• TASK INSTRUCTIONS: Copy every line with the string "structured" in it.

• DATA SECTION:
============================================================

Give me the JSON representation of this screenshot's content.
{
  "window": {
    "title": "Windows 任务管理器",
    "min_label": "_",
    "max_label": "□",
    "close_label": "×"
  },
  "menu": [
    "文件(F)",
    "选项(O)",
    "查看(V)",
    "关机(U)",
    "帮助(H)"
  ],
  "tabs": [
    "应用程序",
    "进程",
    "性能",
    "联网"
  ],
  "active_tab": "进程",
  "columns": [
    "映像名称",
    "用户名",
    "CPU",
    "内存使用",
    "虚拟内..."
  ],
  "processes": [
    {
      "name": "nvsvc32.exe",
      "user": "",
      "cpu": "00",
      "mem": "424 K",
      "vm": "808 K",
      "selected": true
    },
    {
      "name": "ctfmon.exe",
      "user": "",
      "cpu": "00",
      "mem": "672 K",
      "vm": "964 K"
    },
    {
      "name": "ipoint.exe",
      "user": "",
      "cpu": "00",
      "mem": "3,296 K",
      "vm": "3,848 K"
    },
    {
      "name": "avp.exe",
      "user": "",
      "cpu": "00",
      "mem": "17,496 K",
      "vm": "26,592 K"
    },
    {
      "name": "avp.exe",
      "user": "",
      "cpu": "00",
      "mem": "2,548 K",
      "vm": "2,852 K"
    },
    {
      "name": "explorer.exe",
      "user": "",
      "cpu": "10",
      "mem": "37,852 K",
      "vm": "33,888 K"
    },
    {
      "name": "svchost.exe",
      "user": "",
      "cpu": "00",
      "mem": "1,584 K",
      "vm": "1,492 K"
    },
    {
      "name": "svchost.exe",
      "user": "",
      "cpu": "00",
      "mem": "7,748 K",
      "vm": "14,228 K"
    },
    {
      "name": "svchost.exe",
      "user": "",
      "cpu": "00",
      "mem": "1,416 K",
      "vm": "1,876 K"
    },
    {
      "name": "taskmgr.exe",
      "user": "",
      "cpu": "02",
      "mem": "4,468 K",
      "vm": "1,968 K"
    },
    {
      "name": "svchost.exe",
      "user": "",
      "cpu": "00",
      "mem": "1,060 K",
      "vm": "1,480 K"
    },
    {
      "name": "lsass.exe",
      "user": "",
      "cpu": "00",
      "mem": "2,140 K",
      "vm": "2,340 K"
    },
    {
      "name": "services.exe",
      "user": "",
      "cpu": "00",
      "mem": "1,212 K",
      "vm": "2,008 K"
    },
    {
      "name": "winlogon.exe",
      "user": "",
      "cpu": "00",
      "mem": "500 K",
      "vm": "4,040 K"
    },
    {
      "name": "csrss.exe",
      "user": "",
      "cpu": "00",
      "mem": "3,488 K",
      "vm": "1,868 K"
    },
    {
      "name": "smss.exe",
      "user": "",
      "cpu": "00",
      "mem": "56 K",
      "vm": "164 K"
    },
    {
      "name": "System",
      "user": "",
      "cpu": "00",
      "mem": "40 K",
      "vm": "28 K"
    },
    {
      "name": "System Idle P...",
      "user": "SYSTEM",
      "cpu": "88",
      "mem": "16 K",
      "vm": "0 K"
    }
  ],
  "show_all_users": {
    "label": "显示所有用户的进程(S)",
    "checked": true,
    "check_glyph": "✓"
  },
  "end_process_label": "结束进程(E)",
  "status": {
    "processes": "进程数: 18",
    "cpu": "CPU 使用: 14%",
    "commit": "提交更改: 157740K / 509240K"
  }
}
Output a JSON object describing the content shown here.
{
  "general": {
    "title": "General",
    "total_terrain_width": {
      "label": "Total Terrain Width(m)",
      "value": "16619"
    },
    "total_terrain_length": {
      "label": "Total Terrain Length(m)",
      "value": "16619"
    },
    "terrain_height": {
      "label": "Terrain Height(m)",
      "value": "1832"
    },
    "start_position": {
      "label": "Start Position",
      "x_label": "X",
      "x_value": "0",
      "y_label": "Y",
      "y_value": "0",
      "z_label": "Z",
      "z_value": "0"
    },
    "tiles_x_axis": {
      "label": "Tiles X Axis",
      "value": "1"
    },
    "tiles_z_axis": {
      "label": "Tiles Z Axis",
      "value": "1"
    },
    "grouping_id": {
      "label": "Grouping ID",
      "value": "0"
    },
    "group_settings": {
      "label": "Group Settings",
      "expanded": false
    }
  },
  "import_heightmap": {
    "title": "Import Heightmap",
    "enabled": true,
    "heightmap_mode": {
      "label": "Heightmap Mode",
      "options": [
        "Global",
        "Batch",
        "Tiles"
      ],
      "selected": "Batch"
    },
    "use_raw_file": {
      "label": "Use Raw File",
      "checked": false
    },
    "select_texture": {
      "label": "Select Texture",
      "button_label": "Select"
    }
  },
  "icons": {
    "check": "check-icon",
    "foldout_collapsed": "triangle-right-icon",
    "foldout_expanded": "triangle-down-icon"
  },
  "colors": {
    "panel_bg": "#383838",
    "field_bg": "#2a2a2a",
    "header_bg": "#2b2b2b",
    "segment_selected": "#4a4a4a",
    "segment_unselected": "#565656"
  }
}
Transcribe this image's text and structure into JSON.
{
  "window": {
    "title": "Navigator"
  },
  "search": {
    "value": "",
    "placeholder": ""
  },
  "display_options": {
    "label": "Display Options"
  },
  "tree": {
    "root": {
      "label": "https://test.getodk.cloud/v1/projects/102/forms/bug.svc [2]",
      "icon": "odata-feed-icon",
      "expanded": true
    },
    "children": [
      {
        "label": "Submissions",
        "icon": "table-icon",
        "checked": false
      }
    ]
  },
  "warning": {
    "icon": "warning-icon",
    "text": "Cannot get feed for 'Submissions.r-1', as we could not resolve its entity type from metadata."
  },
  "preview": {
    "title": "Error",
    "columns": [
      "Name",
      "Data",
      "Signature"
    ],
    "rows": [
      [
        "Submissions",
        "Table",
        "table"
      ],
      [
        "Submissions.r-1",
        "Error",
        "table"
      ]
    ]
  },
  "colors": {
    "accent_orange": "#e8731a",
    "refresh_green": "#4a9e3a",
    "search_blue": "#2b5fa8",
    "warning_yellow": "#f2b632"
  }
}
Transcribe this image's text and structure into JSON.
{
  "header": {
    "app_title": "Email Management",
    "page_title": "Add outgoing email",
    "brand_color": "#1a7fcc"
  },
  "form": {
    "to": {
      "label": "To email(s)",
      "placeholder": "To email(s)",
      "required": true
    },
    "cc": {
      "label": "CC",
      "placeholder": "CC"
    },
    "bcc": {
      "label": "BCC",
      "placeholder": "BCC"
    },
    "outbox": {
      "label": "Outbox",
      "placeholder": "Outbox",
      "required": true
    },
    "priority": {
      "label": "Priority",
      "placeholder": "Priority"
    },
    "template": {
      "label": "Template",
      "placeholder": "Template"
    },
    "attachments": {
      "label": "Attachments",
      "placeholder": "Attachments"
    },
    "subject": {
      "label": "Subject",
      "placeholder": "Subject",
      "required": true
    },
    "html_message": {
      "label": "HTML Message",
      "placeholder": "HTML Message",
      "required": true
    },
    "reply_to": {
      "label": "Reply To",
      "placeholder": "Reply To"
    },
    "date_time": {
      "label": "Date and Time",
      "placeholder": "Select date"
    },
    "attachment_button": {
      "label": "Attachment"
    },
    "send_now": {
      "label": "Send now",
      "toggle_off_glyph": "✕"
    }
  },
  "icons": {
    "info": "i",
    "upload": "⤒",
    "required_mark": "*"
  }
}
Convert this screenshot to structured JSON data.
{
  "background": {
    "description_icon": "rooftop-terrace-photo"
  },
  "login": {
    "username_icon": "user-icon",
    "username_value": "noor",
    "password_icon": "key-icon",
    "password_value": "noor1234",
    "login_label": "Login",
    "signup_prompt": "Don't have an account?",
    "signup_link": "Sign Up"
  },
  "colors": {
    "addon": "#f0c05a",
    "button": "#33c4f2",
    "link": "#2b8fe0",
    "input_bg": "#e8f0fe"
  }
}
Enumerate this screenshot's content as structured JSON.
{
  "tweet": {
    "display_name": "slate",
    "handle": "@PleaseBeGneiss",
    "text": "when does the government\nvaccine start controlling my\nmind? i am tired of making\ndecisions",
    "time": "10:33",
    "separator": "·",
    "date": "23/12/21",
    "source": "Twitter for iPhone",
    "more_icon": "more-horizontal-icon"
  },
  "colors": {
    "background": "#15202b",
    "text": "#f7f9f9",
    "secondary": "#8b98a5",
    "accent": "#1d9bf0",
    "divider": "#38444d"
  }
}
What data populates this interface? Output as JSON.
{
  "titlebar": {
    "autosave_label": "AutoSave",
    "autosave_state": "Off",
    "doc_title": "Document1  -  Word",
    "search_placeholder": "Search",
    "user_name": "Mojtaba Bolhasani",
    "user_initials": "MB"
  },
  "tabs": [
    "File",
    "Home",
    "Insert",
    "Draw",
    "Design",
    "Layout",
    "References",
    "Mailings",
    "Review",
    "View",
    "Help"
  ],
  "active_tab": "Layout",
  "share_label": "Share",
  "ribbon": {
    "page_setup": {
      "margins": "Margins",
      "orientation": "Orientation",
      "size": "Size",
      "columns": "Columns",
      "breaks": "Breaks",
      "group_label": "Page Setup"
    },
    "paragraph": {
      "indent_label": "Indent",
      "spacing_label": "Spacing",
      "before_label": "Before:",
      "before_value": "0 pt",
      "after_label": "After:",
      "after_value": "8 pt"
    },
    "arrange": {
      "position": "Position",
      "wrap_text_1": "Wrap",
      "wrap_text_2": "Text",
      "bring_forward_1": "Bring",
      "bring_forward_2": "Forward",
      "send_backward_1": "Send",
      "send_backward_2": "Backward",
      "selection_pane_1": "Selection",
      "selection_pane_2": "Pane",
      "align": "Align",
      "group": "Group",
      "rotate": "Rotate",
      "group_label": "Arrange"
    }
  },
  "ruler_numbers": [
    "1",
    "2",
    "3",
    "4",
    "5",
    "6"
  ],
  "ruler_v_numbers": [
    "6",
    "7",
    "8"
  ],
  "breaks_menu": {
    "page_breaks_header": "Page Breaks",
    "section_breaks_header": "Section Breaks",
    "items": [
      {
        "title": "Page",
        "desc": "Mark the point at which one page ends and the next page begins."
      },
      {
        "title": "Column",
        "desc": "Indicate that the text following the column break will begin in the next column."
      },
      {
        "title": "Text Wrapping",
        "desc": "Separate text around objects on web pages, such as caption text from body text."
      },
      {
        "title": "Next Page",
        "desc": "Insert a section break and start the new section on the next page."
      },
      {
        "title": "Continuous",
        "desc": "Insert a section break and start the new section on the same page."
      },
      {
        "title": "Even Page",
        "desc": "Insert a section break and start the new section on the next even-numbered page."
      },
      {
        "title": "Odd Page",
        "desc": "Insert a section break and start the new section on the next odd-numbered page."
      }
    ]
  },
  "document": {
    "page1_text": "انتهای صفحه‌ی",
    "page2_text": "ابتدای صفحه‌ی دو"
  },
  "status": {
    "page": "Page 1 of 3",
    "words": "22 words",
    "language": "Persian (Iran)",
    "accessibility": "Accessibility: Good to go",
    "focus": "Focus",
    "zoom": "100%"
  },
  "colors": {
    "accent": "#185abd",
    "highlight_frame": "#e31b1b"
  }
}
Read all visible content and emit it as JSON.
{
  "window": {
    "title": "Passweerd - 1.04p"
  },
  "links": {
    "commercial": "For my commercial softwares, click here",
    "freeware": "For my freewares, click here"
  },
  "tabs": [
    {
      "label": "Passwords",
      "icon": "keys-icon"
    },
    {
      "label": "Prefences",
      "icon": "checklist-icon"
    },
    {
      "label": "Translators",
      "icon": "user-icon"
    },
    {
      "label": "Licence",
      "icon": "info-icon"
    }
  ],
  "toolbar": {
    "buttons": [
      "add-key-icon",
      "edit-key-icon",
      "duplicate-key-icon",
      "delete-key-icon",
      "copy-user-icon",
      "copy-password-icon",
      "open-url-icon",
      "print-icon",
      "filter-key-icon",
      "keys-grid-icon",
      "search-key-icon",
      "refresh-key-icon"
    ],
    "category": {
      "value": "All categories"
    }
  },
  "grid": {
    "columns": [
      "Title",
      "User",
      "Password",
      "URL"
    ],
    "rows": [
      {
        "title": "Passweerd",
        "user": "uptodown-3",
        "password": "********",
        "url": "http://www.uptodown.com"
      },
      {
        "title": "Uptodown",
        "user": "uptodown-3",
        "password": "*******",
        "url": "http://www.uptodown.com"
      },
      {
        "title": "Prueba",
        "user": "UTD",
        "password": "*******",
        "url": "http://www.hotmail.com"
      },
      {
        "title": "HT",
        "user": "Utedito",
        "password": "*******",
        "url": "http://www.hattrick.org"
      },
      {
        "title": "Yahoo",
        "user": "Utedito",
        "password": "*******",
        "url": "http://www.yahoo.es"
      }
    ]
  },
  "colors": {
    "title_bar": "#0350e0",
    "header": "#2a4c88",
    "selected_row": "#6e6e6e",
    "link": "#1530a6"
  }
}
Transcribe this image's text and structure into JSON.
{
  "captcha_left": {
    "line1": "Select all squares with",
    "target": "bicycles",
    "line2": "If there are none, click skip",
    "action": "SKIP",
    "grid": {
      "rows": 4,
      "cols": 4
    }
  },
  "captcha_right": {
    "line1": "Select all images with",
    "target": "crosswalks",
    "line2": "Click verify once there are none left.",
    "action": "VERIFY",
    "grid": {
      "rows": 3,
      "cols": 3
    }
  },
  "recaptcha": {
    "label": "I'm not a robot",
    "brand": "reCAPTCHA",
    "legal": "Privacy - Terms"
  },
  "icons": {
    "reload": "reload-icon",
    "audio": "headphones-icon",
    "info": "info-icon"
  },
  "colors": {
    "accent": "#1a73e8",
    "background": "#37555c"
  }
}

============================================================

• OUTPUT OF THE TASK:
Convert this screenshot to structured JSON data.
Enumerate this screenshot's content as structured JSON.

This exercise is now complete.